Collect each line holding the string "this".

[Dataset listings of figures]
· · · · ·
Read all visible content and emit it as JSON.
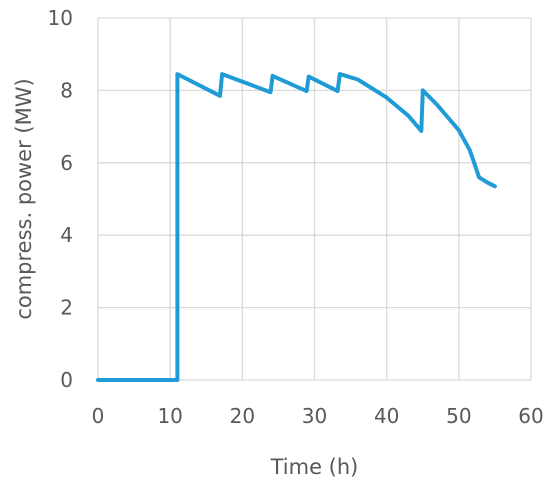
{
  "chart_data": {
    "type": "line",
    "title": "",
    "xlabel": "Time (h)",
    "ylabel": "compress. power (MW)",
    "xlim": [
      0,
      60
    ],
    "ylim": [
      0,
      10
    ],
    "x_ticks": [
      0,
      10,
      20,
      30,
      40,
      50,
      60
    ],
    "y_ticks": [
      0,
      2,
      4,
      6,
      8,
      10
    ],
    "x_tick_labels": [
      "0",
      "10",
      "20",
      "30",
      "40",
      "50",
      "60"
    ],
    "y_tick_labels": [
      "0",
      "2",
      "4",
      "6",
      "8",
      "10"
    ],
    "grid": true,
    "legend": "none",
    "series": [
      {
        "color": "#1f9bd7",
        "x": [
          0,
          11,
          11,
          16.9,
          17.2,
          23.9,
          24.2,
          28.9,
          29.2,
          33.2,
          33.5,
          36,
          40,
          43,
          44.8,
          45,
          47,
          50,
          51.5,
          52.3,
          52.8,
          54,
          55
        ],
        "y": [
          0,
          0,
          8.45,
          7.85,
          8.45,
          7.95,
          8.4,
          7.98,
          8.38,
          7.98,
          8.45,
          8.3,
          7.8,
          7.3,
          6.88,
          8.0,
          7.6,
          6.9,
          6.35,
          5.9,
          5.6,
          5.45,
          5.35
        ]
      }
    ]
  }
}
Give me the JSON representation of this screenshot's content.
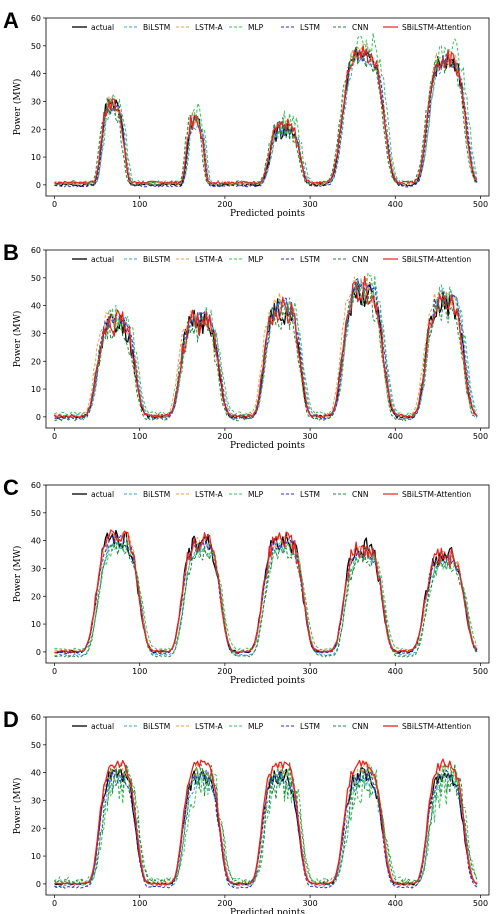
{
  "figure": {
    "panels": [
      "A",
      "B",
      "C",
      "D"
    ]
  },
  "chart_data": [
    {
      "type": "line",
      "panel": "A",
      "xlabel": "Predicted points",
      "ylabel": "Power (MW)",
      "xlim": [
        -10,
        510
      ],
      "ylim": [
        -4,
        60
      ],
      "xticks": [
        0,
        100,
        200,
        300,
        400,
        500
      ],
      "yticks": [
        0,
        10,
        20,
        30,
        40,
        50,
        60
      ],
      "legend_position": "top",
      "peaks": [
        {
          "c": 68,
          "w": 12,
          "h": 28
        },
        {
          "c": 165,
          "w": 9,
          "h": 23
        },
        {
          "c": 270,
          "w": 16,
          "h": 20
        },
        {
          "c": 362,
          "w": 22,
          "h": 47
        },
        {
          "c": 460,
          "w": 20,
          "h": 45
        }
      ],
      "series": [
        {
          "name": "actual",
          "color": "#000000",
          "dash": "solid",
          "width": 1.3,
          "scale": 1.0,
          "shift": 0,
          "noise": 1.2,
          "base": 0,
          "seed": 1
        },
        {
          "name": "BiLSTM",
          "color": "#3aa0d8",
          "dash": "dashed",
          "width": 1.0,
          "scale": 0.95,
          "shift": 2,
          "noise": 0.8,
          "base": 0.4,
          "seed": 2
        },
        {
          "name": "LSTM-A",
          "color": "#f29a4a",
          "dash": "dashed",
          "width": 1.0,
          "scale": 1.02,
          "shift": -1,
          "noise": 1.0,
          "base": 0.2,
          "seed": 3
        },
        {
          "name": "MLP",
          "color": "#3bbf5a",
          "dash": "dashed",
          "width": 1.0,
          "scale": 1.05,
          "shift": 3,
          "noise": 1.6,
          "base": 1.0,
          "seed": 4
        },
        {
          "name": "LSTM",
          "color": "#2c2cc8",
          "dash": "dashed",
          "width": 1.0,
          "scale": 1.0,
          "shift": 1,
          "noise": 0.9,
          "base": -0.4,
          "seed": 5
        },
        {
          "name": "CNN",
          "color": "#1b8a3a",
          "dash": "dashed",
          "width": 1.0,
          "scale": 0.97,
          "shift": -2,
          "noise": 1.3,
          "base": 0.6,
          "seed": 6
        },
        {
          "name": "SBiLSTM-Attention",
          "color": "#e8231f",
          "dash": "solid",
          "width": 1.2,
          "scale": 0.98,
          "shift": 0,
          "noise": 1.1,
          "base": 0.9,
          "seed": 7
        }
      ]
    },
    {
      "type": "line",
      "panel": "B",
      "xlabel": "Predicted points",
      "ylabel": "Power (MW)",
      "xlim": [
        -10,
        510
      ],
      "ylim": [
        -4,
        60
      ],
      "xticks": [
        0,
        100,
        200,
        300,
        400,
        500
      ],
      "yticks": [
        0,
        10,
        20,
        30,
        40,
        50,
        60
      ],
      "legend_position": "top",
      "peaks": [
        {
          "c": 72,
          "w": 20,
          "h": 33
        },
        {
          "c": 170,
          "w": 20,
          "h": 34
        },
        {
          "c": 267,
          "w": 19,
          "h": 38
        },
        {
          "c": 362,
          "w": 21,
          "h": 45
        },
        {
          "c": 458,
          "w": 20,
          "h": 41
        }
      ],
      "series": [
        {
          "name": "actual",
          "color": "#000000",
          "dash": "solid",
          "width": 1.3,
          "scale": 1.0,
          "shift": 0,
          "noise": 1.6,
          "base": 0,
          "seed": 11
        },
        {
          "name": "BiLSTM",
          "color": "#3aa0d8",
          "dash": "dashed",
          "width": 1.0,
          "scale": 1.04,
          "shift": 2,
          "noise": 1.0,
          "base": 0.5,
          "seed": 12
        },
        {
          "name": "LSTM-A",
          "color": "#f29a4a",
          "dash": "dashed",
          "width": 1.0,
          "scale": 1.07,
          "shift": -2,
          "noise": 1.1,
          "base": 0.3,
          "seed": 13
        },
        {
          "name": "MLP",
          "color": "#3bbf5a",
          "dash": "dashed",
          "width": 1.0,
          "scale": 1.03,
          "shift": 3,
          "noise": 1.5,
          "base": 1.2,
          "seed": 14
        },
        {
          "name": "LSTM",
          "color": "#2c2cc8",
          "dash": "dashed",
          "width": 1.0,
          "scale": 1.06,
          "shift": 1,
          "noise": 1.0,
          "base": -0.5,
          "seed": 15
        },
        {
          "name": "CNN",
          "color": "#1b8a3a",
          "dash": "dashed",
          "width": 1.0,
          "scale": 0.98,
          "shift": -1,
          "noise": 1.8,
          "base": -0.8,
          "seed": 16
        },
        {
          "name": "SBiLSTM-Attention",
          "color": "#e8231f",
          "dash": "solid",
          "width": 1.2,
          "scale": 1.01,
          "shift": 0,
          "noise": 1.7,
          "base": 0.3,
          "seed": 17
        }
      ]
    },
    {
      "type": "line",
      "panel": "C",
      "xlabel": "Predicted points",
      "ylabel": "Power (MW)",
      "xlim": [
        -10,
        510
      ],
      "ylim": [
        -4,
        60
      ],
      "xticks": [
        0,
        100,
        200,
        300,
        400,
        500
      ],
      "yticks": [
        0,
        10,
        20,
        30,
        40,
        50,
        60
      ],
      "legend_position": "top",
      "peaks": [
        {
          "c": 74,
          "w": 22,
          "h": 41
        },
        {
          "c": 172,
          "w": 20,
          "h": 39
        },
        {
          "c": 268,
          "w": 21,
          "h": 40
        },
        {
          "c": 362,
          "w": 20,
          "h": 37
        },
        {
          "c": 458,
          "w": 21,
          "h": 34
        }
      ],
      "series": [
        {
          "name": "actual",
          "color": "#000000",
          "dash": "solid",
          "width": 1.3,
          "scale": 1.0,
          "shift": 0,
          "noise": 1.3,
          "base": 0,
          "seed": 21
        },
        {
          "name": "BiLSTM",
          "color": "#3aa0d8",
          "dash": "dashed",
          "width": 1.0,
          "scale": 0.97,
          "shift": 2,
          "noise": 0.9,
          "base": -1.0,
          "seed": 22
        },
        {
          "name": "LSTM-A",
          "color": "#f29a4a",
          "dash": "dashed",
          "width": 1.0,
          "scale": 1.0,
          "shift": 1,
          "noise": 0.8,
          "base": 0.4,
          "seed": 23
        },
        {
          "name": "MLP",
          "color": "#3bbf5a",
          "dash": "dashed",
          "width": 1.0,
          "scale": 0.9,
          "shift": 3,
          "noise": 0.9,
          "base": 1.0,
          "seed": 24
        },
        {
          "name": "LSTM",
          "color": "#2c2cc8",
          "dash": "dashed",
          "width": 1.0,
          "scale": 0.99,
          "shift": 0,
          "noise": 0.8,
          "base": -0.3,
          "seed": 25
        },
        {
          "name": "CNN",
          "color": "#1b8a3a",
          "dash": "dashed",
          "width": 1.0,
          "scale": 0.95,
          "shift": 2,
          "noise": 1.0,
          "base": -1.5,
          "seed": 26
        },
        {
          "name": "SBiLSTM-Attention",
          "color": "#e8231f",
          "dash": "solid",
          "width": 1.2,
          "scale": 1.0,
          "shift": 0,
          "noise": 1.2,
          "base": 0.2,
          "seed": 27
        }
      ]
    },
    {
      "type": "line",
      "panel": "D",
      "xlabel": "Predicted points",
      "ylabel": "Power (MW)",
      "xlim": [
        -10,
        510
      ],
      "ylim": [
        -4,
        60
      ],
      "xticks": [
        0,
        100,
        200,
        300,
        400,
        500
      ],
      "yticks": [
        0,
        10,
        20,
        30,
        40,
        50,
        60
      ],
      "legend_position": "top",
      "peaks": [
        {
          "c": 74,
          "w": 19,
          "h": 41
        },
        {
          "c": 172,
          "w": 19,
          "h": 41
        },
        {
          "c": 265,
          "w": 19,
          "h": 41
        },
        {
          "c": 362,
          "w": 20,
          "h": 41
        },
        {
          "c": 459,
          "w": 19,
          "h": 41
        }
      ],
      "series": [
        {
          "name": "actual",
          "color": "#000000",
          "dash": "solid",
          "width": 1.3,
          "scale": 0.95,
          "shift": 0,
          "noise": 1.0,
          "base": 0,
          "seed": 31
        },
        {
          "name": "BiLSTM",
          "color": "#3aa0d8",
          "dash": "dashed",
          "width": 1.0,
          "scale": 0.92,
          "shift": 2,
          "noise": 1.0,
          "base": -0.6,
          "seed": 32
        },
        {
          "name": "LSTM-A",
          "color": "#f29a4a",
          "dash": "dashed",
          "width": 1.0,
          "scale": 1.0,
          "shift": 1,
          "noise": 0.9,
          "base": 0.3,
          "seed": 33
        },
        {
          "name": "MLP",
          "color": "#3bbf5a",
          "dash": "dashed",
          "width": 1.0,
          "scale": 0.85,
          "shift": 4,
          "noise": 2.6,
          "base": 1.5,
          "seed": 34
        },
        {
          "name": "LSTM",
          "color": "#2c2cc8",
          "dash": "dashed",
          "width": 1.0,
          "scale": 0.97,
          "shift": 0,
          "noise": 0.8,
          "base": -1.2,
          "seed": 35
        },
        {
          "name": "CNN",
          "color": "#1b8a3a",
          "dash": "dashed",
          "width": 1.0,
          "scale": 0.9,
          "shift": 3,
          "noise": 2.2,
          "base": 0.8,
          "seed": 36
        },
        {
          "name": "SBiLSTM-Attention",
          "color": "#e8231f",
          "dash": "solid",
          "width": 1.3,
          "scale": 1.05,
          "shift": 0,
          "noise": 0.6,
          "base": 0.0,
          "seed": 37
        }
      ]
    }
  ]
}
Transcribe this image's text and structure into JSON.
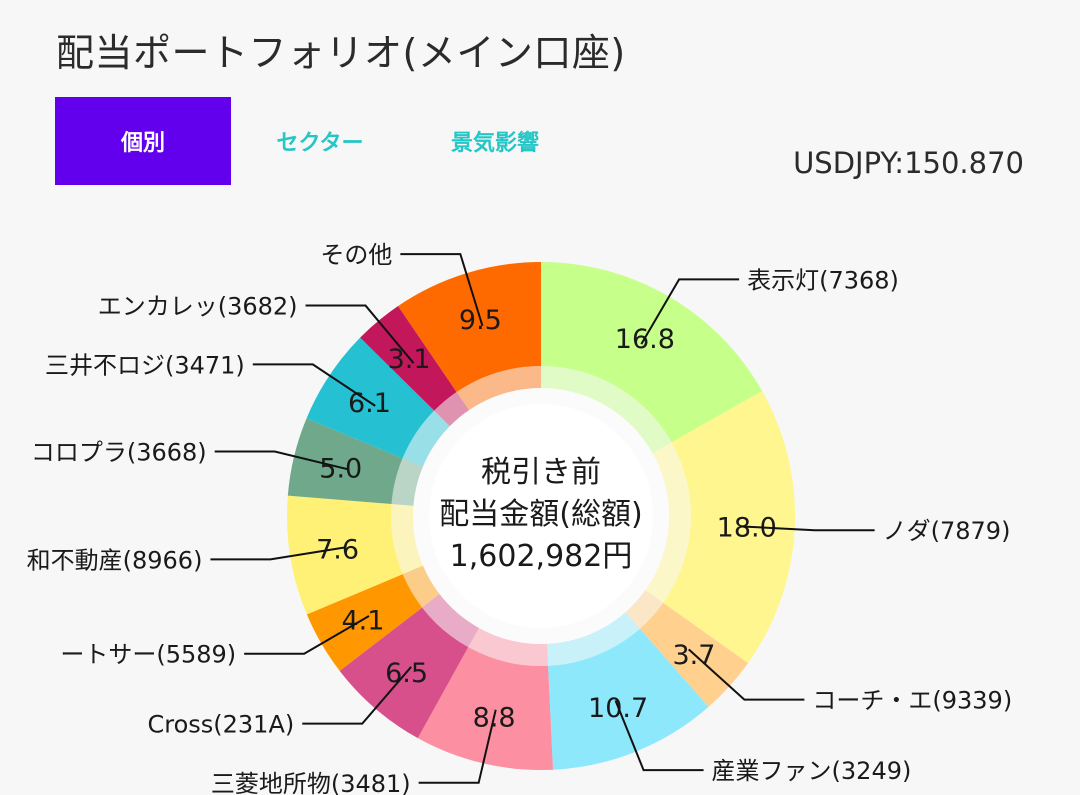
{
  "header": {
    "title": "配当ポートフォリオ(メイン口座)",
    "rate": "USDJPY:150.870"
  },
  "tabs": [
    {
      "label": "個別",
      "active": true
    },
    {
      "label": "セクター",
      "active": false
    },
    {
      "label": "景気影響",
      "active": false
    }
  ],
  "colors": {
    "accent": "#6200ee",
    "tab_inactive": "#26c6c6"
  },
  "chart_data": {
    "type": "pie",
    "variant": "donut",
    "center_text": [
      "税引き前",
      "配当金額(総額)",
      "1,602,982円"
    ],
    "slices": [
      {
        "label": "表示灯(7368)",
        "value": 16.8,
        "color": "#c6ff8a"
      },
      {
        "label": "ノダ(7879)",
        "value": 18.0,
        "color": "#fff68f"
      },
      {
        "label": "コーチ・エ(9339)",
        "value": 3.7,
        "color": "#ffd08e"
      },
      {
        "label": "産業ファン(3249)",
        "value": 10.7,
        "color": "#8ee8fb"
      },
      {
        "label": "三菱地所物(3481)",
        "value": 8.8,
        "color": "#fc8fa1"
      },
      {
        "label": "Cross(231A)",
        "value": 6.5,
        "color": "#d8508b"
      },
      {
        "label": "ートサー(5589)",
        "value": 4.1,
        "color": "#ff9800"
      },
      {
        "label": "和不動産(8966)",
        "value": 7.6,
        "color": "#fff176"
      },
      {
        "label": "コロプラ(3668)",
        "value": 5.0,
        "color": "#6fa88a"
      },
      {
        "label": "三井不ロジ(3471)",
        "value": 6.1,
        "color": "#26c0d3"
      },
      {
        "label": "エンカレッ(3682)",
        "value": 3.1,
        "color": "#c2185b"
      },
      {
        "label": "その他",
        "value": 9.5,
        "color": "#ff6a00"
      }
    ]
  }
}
· · · · ·
TASK ANSWER:
Give me the JSON representation of this screenshot's content.
Transcribe this image's text and structure into JSON.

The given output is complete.